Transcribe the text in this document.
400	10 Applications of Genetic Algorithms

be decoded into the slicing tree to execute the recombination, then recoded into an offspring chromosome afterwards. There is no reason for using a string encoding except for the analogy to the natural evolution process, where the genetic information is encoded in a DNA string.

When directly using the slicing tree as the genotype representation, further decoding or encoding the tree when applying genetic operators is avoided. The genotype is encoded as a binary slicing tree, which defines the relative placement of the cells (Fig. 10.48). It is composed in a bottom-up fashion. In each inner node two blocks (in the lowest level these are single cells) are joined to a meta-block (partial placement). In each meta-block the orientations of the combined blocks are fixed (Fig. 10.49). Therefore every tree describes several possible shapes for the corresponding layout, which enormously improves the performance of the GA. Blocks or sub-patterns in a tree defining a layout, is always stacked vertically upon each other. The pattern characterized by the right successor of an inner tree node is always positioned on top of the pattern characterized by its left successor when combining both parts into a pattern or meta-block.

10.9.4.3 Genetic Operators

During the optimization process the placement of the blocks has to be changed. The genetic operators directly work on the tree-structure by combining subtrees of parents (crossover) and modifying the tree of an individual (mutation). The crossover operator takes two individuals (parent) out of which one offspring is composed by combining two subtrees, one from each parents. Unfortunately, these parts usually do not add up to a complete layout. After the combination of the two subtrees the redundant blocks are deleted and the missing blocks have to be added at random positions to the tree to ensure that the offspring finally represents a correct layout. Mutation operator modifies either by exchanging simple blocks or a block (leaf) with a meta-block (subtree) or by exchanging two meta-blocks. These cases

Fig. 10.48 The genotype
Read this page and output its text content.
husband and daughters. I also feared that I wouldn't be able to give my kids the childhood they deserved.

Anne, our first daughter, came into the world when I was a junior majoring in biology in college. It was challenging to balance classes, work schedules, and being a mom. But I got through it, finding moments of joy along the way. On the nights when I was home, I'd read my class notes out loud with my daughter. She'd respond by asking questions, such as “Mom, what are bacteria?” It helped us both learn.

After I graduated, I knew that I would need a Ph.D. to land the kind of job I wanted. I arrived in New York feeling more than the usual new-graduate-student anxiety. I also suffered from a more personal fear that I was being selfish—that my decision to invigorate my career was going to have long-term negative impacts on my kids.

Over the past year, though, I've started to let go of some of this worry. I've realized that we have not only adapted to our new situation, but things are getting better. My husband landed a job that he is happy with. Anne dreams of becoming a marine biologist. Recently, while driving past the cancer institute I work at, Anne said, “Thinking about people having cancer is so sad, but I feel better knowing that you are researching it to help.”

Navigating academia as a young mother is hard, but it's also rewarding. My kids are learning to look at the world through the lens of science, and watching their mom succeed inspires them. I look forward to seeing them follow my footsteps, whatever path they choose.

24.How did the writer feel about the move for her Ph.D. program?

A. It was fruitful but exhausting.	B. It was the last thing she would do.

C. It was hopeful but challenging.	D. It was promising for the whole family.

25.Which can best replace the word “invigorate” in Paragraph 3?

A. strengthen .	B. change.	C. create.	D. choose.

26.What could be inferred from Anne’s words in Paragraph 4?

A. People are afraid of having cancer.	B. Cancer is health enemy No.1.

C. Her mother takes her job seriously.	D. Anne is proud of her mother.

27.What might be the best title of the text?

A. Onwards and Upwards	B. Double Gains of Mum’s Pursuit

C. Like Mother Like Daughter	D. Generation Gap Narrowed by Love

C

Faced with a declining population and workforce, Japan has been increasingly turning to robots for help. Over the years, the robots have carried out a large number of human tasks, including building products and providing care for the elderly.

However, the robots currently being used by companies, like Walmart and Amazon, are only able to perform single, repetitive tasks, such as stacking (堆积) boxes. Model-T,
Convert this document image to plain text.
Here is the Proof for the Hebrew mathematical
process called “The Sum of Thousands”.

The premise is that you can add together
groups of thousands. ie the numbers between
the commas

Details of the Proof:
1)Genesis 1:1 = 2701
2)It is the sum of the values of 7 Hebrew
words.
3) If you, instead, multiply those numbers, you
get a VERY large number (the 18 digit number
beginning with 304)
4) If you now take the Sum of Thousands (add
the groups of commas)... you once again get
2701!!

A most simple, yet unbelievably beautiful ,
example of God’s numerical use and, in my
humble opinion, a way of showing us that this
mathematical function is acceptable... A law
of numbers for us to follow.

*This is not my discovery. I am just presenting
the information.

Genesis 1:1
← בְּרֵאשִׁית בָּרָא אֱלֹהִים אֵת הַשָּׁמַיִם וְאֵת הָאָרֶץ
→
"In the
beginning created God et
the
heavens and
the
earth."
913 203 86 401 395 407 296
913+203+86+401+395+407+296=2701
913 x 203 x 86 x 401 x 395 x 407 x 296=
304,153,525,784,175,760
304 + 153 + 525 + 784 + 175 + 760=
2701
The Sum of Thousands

------------------------------------

### WHAT THE EXERCISE ASKS
Every line above that carries the string "tasks" should be copied.

### SOLUTION FOR THIS PROBLEM
Faced with a declining population and workforce, Japan has been increasingly turning to robots for help. Over the years, the robots have carried out a large number of human tasks, including building products and providing care for the elderly.
However, the robots currently being used by companies, like Walmart and Amazon, are only able to perform single, repetitive tasks, such as stacking (堆积) boxes. Model-T,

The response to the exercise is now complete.